Extract, from the listing that follows, each line containing the word "کانوں".

:: The records

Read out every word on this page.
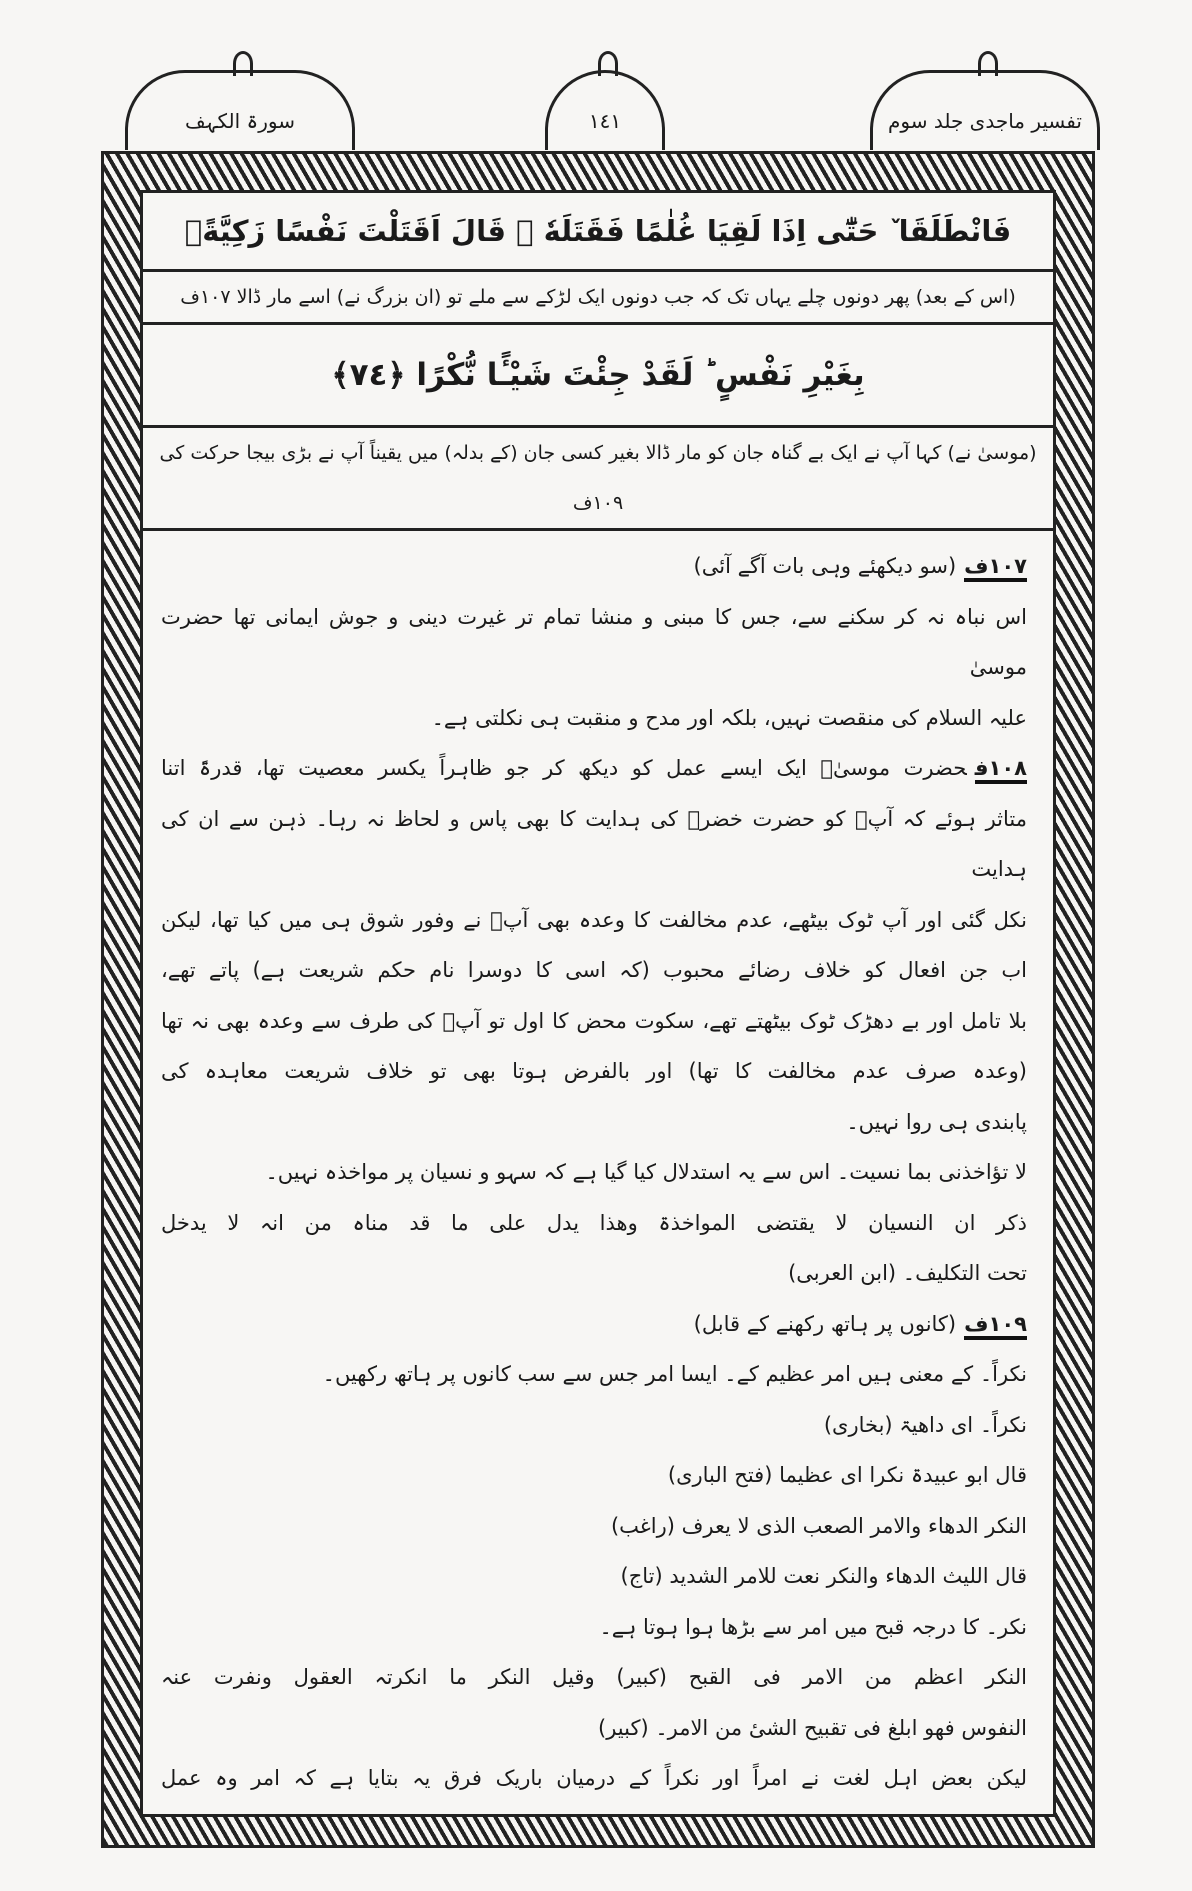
سورۃ الکہف	١٤١	تفسیر ماجدی جلد سوم
فَانْطَلَقَا ٚ حَتّٰٓى اِذَا لَقِيَا غُلٰمًا فَقَتَلَهٗ ۙ قَالَ اَقَتَلْتَ نَفْسًا زَكِيَّةًۢ
(اس کے بعد) پھر دونوں چلے یہاں تک کہ جب دونوں ایک لڑکے سے ملے تو (ان بزرگ نے) اسے مار ڈالا ١٠٧ف
بِغَيْرِ نَفْسٍ ؕ لَقَدْ جِئْتَ شَيْـًٔا نُّكْرًا ﴿٧٤﴾
(موسیٰ نے) کہا آپ نے ایک بے گناہ جان کو مار ڈالا بغیر کسی جان (کے بدلہ) میں یقیناً آپ نے بڑی بیجا حرکت کی ١٠٩ف
١٠٧ف(سو دیکھئے وہی بات آگے آئی)
اس نباہ نہ کر سکنے سے، جس کا مبنی و منشا تمام تر غیرت دینی و جوش ایمانی تھا حضرت موسیٰ
علیہ السلام کی منقصت نہیں، بلکہ اور مدح و منقبت ہی نکلتی ہے۔
١٠٨فحضرت موسیٰؑ ایک ایسے عمل کو دیکھ کر جو ظاہراً یکسر معصیت تھا، قدرۃً اتنا
متاثر ہوئے کہ آپؑ کو حضرت خضرؑ کی ہدایت کا بھی پاس و لحاظ نہ رہا۔ ذہن سے ان کی ہدایت
نکل گئی اور آپ ٹوک بیٹھے، عدم مخالفت کا وعدہ بھی آپؑ نے وفور شوق ہی میں کیا تھا، لیکن
اب جن افعال کو خلاف رضائے محبوب (کہ اسی کا دوسرا نام حکم شریعت ہے) پاتے تھے،
بلا تامل اور بے دھڑک ٹوک بیٹھتے تھے، سکوت محض کا اول تو آپؑ کی طرف سے وعدہ بھی نہ تھا
(وعدہ صرف عدم مخالفت کا تھا) اور بالفرض ہوتا بھی تو خلاف شریعت معاہدہ کی
پابندی ہی روا نہیں۔
لا تؤاخذنی بما نسیت۔ اس سے یہ استدلال کیا گیا ہے کہ سہو و نسیان پر مواخذہ نہیں۔
ذکر ان النسیان لا یقتضی المواخذۃ وھذا یدل علی ما قد مناہ من انہ لا یدخل
تحت التکلیف۔ (ابن العربی)
١٠٩ف(کانوں پر ہاتھ رکھنے کے قابل)
نکراً۔ کے معنی ہیں امر عظیم کے۔ ایسا امر جس سے سب کانوں پر ہاتھ رکھیں۔
نکراً۔ ای داھیۃ (بخاری)
قال ابو عبیدۃ نکرا ای عظیما (فتح الباری)
النکر الدھاء والامر الصعب الذی لا یعرف (راغب)
قال اللیث الدھاء والنکر نعت للامر الشدید (تاج)
نکر۔ کا درجہ قبح میں امر سے بڑھا ہوا ہوتا ہے۔
النکر اعظم من الامر فی القبح (کبیر) وقیل النکر ما انکرتہ العقول ونفرت عنہ
النفوس فھو ابلغ فی تقبیح الشیٔ من الامر۔ (کبیر)
لیکن بعض اہل لغت نے امراً اور نکراً کے درمیان باریک فرق یہ بتایا ہے کہ امر وہ عمل
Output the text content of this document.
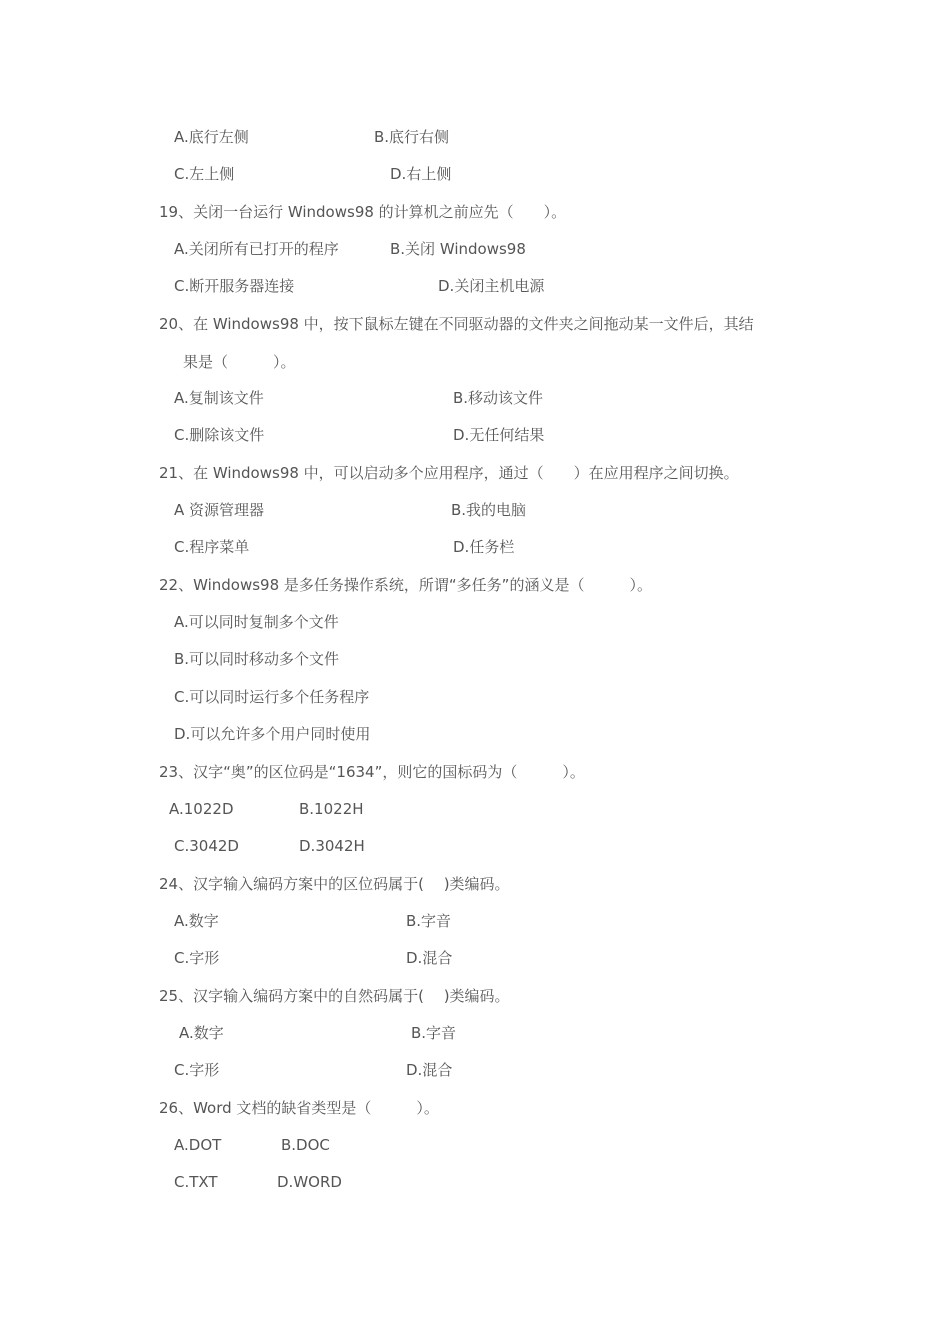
A.底行左侧	B.底行右侧
C.左上侧	D.右上侧
19、关闭一台运行 Windows98 的计算机之前应先（　　）。
A.关闭所有已打开的程序	B.关闭 Windows98
C.断开服务器连接	D.关闭主机电源
20、在 Windows98 中，按下鼠标左键在不同驱动器的文件夹之间拖动某一文件后，其结
果是（　　　）。
A.复制该文件	B.移动该文件
C.删除该文件	D.无任何结果
21、在 Windows98 中，可以启动多个应用程序，通过（　　）在应用程序之间切换。
A 资源管理器	B.我的电脑
C.程序菜单	D.任务栏
22、Windows98 是多任务操作系统，所谓“多任务”的涵义是（　　　）。
A.可以同时复制多个文件
B.可以同时移动多个文件
C.可以同时运行多个任务程序
D.可以允许多个用户同时使用
23、汉字“奥”的区位码是“1634”，则它的国标码为（　　　）。
A.1022D	B.1022H
C.3042D	D.3042H
24、汉字输入编码方案中的区位码属于(　 )类编码。
A.数字	B.字音
C.字形	D.混合
25、汉字输入编码方案中的自然码属于(　 )类编码。
A.数字	B.字音
C.字形	D.混合
26、Word 文档的缺省类型是（　　　）。
A.DOT	B.DOC
C.TXT	D.WORD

::::

Solution |
١٠٩ف(کانوں پر ہاتھ رکھنے کے قابل)
نکراً۔ کے معنی ہیں امر عظیم کے۔ ایسا امر جس سے سب کانوں پر ہاتھ رکھیں۔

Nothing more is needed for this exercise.